▶ _Region boundary data_:

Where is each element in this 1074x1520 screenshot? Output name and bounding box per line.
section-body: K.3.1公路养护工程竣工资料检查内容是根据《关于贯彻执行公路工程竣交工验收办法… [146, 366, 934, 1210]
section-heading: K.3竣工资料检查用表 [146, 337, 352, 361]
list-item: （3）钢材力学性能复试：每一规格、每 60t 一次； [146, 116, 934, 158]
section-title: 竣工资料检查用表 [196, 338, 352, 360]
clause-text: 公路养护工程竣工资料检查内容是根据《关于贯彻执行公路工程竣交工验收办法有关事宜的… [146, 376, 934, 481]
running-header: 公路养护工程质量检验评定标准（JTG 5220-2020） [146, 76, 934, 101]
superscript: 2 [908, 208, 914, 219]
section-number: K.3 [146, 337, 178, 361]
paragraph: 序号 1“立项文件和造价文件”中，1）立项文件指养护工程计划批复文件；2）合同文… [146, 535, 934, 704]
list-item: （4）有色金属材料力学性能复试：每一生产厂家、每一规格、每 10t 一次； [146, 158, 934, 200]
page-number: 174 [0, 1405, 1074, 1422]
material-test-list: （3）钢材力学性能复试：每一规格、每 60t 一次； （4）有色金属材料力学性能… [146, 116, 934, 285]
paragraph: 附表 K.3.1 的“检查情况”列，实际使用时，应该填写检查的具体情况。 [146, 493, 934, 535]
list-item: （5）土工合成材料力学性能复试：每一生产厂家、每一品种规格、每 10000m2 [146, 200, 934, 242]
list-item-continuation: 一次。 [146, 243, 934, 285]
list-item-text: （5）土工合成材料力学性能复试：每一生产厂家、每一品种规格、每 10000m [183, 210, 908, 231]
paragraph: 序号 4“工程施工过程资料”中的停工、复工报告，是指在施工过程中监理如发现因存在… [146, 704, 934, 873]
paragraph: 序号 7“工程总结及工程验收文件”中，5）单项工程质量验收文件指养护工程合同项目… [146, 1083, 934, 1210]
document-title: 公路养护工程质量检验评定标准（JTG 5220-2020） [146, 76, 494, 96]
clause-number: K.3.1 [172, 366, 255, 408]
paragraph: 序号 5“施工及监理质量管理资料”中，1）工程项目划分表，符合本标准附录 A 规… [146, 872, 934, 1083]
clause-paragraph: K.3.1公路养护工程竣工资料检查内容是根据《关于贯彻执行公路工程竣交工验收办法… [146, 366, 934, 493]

▶ _Stated task_:
Copy out every line of the records above, character for character.

▶ _Written response_:
Where is each element in this 1074x1520 screenshot? Output name and bounding box per line.
section-body: K.3.1公路养护工程竣工资料检查内容是根据《关于贯彻执行公路工程竣交工验收办法… [146, 366, 934, 1210]
section-heading: K.3竣工资料检查用表 [146, 337, 352, 361]
list-item: （3）钢材力学性能复试：每一规格、每 60t 一次； [146, 116, 934, 158]
section-title: 竣工资料检查用表 [196, 338, 352, 360]
clause-text: 公路养护工程竣工资料检查内容是根据《关于贯彻执行公路工程竣交工验收办法有关事宜的… [146, 376, 934, 481]
running-header: 公路养护工程质量检验评定标准（JTG 5220-2020） [146, 76, 934, 101]
superscript: 2 [908, 208, 914, 219]
section-number: K.3 [146, 337, 178, 361]
paragraph: 序号 1“立项文件和造价文件”中，1）立项文件指养护工程计划批复文件；2）合同文… [146, 535, 934, 704]
list-item: （4）有色金属材料力学性能复试：每一生产厂家、每一规格、每 10t 一次； [146, 158, 934, 200]
page-number: 174 [0, 1405, 1074, 1422]
material-test-list: （3）钢材力学性能复试：每一规格、每 60t 一次； （4）有色金属材料力学性能… [146, 116, 934, 285]
paragraph: 附表 K.3.1 的“检查情况”列，实际使用时，应该填写检查的具体情况。 [146, 493, 934, 535]
list-item: （5）土工合成材料力学性能复试：每一生产厂家、每一品种规格、每 10000m2 [146, 200, 934, 242]
list-item-continuation: 一次。 [146, 243, 934, 285]
list-item-text: （5）土工合成材料力学性能复试：每一生产厂家、每一品种规格、每 10000m [183, 210, 908, 231]
paragraph: 序号 4“工程施工过程资料”中的停工、复工报告，是指在施工过程中监理如发现因存在… [146, 704, 934, 873]
paragraph: 序号 7“工程总结及工程验收文件”中，5）单项工程质量验收文件指养护工程合同项目… [146, 1083, 934, 1210]
document-title: 公路养护工程质量检验评定标准（JTG 5220-2020） [146, 76, 494, 96]
clause-number: K.3.1 [172, 366, 255, 408]
paragraph: 序号 5“施工及监理质量管理资料”中，1）工程项目划分表，符合本标准附录 A 规… [146, 872, 934, 1083]
clause-paragraph: K.3.1公路养护工程竣工资料检查内容是根据《关于贯彻执行公路工程竣交工验收办法… [146, 366, 934, 493]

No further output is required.